Given problem
Copy out every line exactly, passing over the pictures.

Data for this exercise
[start]
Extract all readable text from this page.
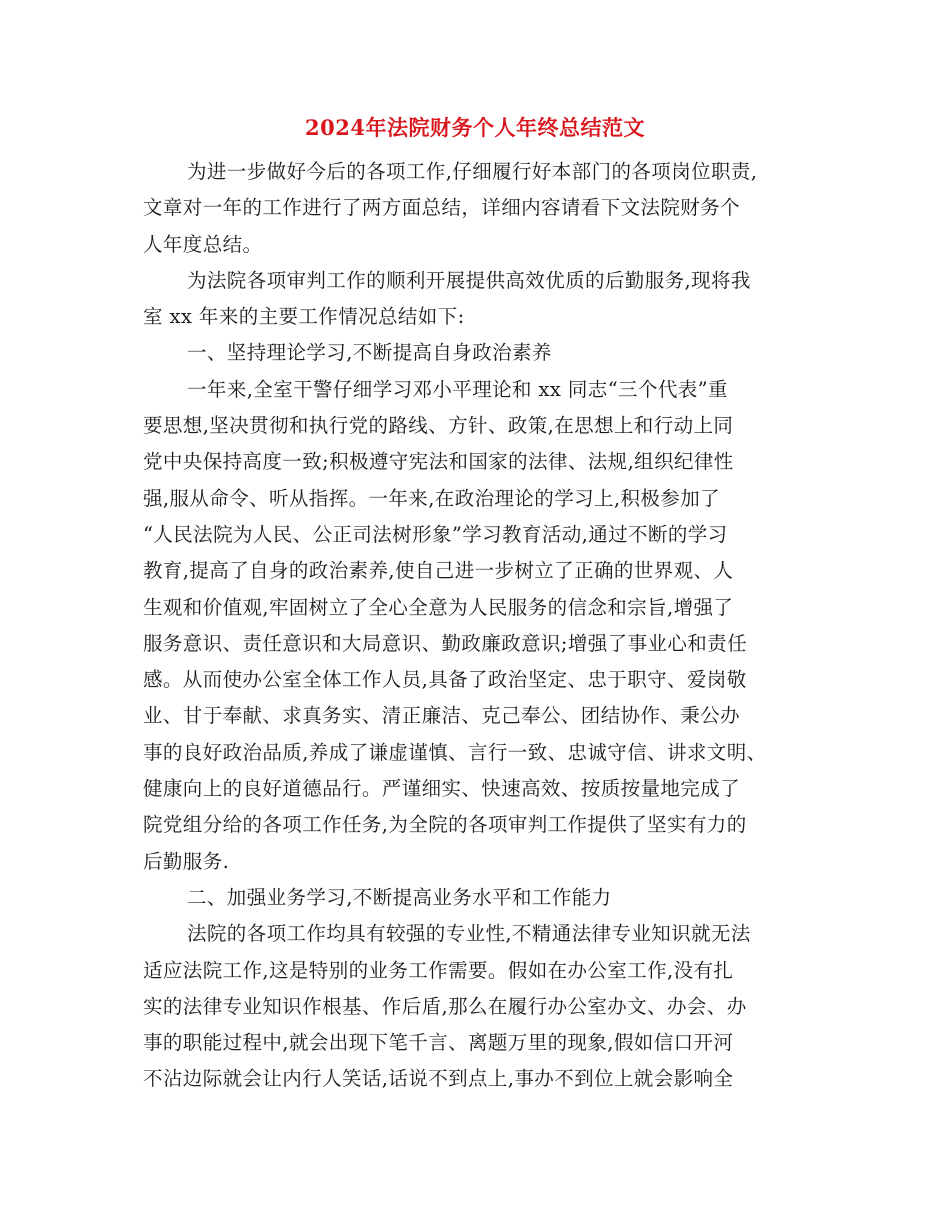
2024年法院财务个人年终总结范文
为进一步做好今后的各项工作,仔细履行好本部门的各项岗位职责,
文章对一年的工作进行了两方面总结，详细内容请看下文法院财务个
人年度总结。
为法院各项审判工作的顺利开展提供高效优质的后勤服务,现将我
室 xx 年来的主要工作情况总结如下:
一、坚持理论学习,不断提高自身政治素养
一年来,全室干警仔细学习邓小平理论和 xx 同志“三个代表”重
要思想,坚决贯彻和执行党的路线、方针、政策,在思想上和行动上同
党中央保持高度一致;积极遵守宪法和国家的法律、法规,组织纪律性
强,服从命令、听从指挥。一年来,在政治理论的学习上,积极参加了
“人民法院为人民、公正司法树形象”学习教育活动,通过不断的学习
教育,提高了自身的政治素养,使自己进一步树立了正确的世界观、人
生观和价值观,牢固树立了全心全意为人民服务的信念和宗旨,增强了
服务意识、责任意识和大局意识、勤政廉政意识;增强了事业心和责任
感。从而使办公室全体工作人员,具备了政治坚定、忠于职守、爱岗敬
业、甘于奉献、求真务实、清正廉洁、克己奉公、团结协作、秉公办
事的良好政治品质,养成了谦虚谨慎、言行一致、忠诚守信、讲求文明、
健康向上的良好道德品行。严谨细实、快速高效、按质按量地完成了
院党组分给的各项工作任务,为全院的各项审判工作提供了坚实有力的
后勤服务.
二、加强业务学习,不断提高业务水平和工作能力
法院的各项工作均具有较强的专业性,不精通法律专业知识就无法
适应法院工作,这是特别的业务工作需要。假如在办公室工作,没有扎
实的法律专业知识作根基、作后盾,那么在履行办公室办文、办会、办
事的职能过程中,就会出现下笔千言、离题万里的现象,假如信口开河
不沾边际就会让内行人笑话,话说不到点上,事办不到位上就会影响全
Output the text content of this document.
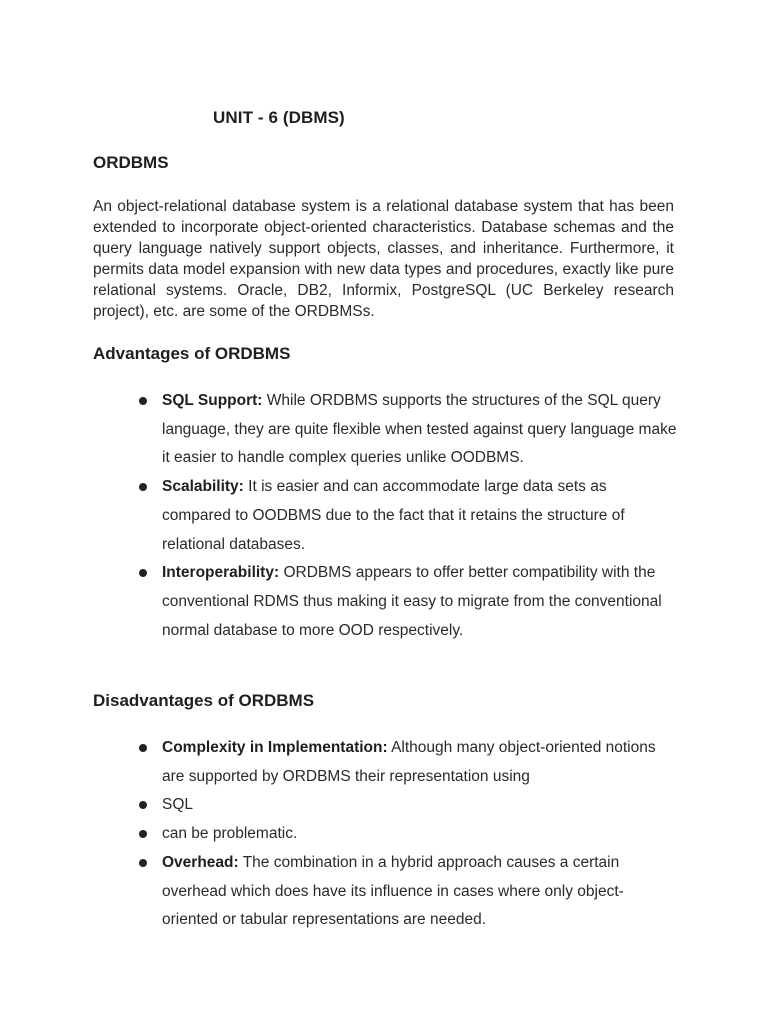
UNIT - 6 (DBMS)
ORDBMS

An object-relational database system is a relational database system that has been extended to incorporate object-oriented characteristics. Database schemas and the query language natively support objects, classes, and inheritance. Furthermore, it permits data model expansion with new data types and procedures, exactly like pure relational systems. Oracle, DB2, Informix, PostgreSQL (UC Berkeley research project), etc. are some of the ORDBMSs.

Advantages of ORDBMS
SQL Support: While ORDBMS supports the structures of the SQL query language, they are quite flexible when tested against query language make it easier to handle complex queries unlike OODBMS.
Scalability: It is easier and can accommodate large data sets as compared to OODBMS due to the fact that it retains the structure of relational databases.
Interoperability: ORDBMS appears to offer better compatibility with the conventional RDMS thus making it easy to migrate from the conventional normal database to more OOD respectively.
Disadvantages of ORDBMS
Complexity in Implementation: Although many object-oriented notions are supported by ORDBMS their representation using
SQL
can be problematic.
Overhead: The combination in a hybrid approach causes a certain overhead which does have its influence in cases where only object-oriented or tabular representations are needed.
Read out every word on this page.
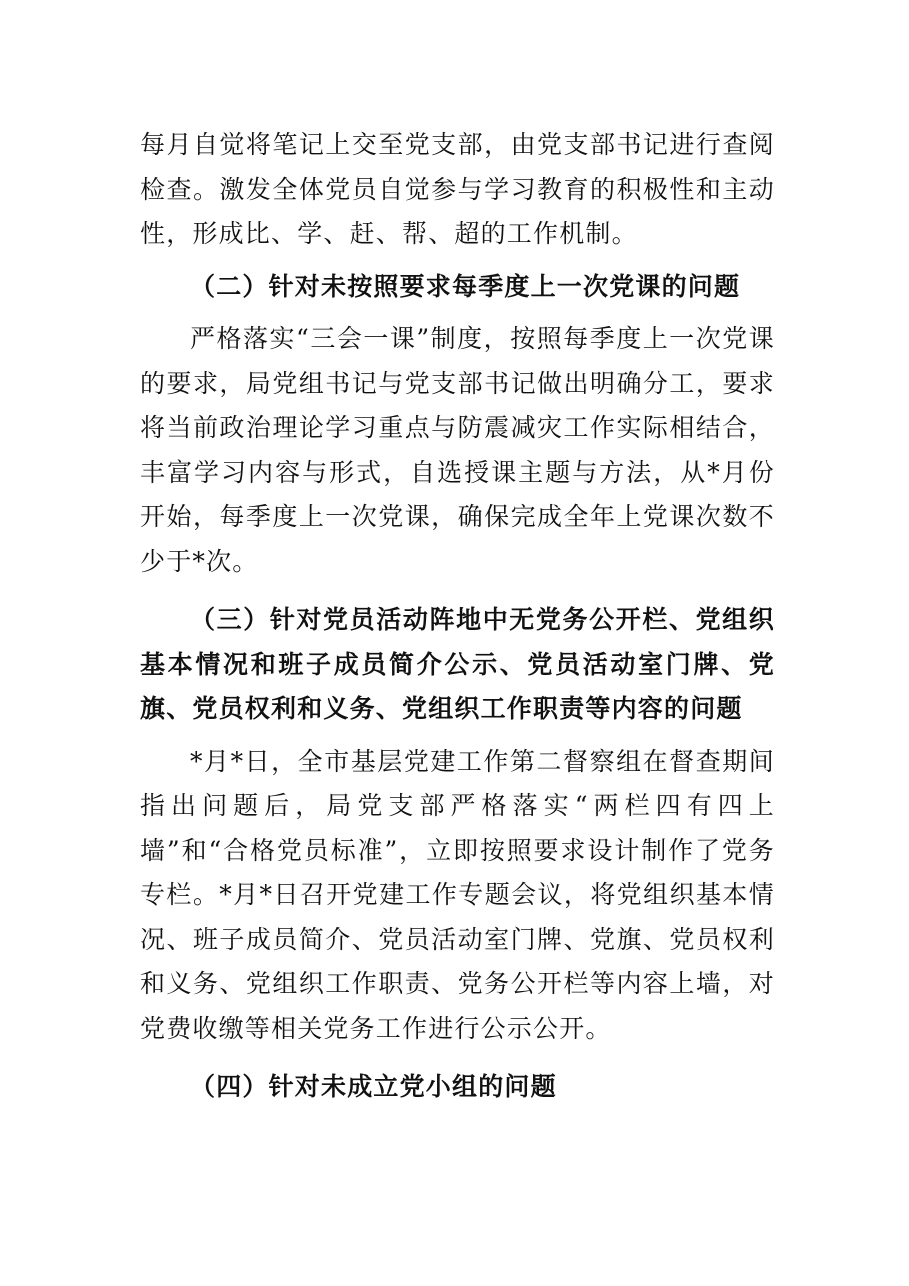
每月自觉将笔记上交至党支部，由党支部书记进行查阅检查。激发全体党员自觉参与学习教育的积极性和主动性，形成比、学、赶、帮、超的工作机制。

（二）针对未按照要求每季度上一次党课的问题

严格落实“三会一课”制度，按照每季度上一次党课的要求，局党组书记与党支部书记做出明确分工，要求将当前政治理论学习重点与防震减灾工作实际相结合，丰富学习内容与形式，自选授课主题与方法，从*月份开始，每季度上一次党课，确保完成全年上党课次数不少于*次。

（三）针对党员活动阵地中无党务公开栏、党组织基本情况和班子成员简介公示、党员活动室门牌、党旗、党员权利和义务、党组织工作职责等内容的问题

*月*日，全市基层党建工作第二督察组在督查期间指出问题后，局党支部严格落实“两栏四有四上墙”和“合格党员标准”，立即按照要求设计制作了党务专栏。*月*日召开党建工作专题会议，将党组织基本情况、班子成员简介、党员活动室门牌、党旗、党员权利和义务、党组织工作职责、党务公开栏等内容上墙，对党费收缴等相关党务工作进行公示公开。

（四）针对未成立党小组的问题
[end]
Written answer
Extract all readable text from this page.
2024年法院财务个人年终总结范文
为进一步做好今后的各项工作,仔细履行好本部门的各项岗位职责,
文章对一年的工作进行了两方面总结，详细内容请看下文法院财务个
人年度总结。
为法院各项审判工作的顺利开展提供高效优质的后勤服务,现将我
室 xx 年来的主要工作情况总结如下:
一、坚持理论学习,不断提高自身政治素养
一年来,全室干警仔细学习邓小平理论和 xx 同志“三个代表”重
要思想,坚决贯彻和执行党的路线、方针、政策,在思想上和行动上同
党中央保持高度一致;积极遵守宪法和国家的法律、法规,组织纪律性
强,服从命令、听从指挥。一年来,在政治理论的学习上,积极参加了
“人民法院为人民、公正司法树形象”学习教育活动,通过不断的学习
教育,提高了自身的政治素养,使自己进一步树立了正确的世界观、人
生观和价值观,牢固树立了全心全意为人民服务的信念和宗旨,增强了
服务意识、责任意识和大局意识、勤政廉政意识;增强了事业心和责任
感。从而使办公室全体工作人员,具备了政治坚定、忠于职守、爱岗敬
业、甘于奉献、求真务实、清正廉洁、克己奉公、团结协作、秉公办
事的良好政治品质,养成了谦虚谨慎、言行一致、忠诚守信、讲求文明、
健康向上的良好道德品行。严谨细实、快速高效、按质按量地完成了
院党组分给的各项工作任务,为全院的各项审判工作提供了坚实有力的
后勤服务.
二、加强业务学习,不断提高业务水平和工作能力
法院的各项工作均具有较强的专业性,不精通法律专业知识就无法
适应法院工作,这是特别的业务工作需要。假如在办公室工作,没有扎
实的法律专业知识作根基、作后盾,那么在履行办公室办文、办会、办
事的职能过程中,就会出现下笔千言、离题万里的现象,假如信口开河
不沾边际就会让内行人笑话,话说不到点上,事办不到位上就会影响全
Output the text content of this document.
UNIT - 6 (DBMS)
ORDBMS

An object-relational database system is a relational database system that has been extended to incorporate object-oriented characteristics. Database schemas and the query language natively support objects, classes, and inheritance. Furthermore, it permits data model expansion with new data types and procedures, exactly like pure relational systems. Oracle, DB2, Informix, PostgreSQL (UC Berkeley research project), etc. are some of the ORDBMSs.

Advantages of ORDBMS
SQL Support: While ORDBMS supports the structures of the SQL query language, they are quite flexible when tested against query language make it easier to handle complex queries unlike OODBMS.
Scalability: It is easier and can accommodate large data sets as compared to OODBMS due to the fact that it retains the structure of relational databases.
Interoperability: ORDBMS appears to offer better compatibility with the conventional RDMS thus making it easy to migrate from the conventional normal database to more OOD respectively.
Disadvantages of ORDBMS
Complexity in Implementation: Although many object-oriented notions are supported by ORDBMS their representation using
SQL
can be problematic.
Overhead: The combination in a hybrid approach causes a certain overhead which does have its influence in cases where only object-oriented or tabular representations are needed.
Read out every word on this page.
每月自觉将笔记上交至党支部，由党支部书记进行查阅检查。激发全体党员自觉参与学习教育的积极性和主动性，形成比、学、赶、帮、超的工作机制。

（二）针对未按照要求每季度上一次党课的问题

严格落实“三会一课”制度，按照每季度上一次党课的要求，局党组书记与党支部书记做出明确分工，要求将当前政治理论学习重点与防震减灾工作实际相结合，丰富学习内容与形式，自选授课主题与方法，从*月份开始，每季度上一次党课，确保完成全年上党课次数不少于*次。

（三）针对党员活动阵地中无党务公开栏、党组织基本情况和班子成员简介公示、党员活动室门牌、党旗、党员权利和义务、党组织工作职责等内容的问题

*月*日，全市基层党建工作第二督察组在督查期间指出问题后，局党支部严格落实“两栏四有四上墙”和“合格党员标准”，立即按照要求设计制作了党务专栏。*月*日召开党建工作专题会议，将党组织基本情况、班子成员简介、党员活动室门牌、党旗、党员权利和义务、党组织工作职责、党务公开栏等内容上墙，对党费收缴等相关党务工作进行公示公开。

（四）针对未成立党小组的问题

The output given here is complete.